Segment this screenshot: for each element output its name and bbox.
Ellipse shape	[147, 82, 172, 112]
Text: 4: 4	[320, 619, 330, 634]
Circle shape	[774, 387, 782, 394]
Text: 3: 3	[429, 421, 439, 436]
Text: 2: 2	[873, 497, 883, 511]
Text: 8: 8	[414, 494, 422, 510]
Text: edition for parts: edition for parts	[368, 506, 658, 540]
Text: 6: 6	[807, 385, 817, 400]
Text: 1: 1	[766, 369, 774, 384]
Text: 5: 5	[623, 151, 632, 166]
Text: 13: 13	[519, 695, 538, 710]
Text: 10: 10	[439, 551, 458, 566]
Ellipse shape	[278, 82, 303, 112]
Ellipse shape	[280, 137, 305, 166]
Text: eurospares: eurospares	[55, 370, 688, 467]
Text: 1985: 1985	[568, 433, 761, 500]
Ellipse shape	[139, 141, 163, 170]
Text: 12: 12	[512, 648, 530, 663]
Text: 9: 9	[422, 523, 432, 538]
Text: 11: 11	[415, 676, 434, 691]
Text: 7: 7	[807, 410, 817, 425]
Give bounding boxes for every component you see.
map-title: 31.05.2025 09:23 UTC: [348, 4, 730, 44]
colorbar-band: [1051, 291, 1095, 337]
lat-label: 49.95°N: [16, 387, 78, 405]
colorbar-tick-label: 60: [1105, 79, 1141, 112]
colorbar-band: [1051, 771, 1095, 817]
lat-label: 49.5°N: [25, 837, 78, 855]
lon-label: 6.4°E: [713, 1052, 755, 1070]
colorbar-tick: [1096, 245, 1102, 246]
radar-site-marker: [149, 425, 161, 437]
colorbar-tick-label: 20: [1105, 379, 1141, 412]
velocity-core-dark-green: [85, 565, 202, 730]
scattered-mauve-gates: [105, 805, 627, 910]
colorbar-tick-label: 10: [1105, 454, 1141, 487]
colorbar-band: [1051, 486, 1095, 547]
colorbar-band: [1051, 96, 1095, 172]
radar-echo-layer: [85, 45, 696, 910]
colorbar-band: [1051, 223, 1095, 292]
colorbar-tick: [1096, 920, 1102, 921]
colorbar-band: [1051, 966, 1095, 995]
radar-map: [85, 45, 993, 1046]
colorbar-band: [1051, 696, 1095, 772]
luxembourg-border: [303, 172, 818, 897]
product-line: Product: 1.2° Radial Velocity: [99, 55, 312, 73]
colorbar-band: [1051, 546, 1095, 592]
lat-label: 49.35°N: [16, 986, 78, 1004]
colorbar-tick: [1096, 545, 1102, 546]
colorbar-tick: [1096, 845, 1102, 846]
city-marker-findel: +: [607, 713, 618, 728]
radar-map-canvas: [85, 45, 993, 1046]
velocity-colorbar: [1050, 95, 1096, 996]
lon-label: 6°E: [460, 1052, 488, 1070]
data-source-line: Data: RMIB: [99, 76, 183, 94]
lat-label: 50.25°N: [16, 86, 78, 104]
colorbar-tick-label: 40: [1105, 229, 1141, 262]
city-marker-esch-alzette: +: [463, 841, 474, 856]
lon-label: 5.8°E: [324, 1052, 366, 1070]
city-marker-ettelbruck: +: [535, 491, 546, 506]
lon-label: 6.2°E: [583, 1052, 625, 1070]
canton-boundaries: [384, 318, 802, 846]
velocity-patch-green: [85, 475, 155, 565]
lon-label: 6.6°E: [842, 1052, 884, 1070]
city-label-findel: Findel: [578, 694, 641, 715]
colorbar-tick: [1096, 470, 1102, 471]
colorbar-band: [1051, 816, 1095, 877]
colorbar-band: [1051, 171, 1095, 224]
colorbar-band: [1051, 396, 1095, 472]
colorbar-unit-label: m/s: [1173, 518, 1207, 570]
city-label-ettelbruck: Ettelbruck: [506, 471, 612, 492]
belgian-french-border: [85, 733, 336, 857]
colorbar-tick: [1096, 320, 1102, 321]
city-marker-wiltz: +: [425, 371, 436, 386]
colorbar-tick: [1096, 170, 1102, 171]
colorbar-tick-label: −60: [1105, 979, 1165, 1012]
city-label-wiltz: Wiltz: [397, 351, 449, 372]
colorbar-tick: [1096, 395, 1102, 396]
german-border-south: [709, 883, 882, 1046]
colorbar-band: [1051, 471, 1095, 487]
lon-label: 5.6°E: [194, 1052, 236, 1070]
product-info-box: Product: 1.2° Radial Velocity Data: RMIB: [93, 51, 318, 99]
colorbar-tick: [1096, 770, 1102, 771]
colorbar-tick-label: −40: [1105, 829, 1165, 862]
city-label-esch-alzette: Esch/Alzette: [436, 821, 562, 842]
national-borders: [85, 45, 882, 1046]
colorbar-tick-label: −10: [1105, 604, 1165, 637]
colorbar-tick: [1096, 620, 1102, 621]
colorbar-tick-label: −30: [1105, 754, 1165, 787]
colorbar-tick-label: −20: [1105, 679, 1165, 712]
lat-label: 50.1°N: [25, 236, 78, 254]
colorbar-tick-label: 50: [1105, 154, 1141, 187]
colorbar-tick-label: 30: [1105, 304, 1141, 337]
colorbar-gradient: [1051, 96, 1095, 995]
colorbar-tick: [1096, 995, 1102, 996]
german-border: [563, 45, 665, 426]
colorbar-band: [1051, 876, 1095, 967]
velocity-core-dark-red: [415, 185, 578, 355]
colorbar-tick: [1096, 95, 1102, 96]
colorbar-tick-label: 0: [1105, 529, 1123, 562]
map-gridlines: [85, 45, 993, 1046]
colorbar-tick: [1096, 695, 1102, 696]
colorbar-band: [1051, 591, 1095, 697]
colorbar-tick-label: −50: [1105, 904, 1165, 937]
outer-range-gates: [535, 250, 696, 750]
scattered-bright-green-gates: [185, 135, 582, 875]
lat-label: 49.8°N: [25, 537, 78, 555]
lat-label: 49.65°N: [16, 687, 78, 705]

————————

问题
把上面条目里所有包含字符串“marker”的行都提取出来，一行不改地抄下。大小写不同算不同。

解答
radar-site-marker: [149, 425, 161, 437]
city-marker-findel: +: [607, 713, 618, 728]
city-marker-esch-alzette: +: [463, 841, 474, 856]
city-marker-ettelbruck: +: [535, 491, 546, 506]
city-marker-wiltz: +: [425, 371, 436, 386]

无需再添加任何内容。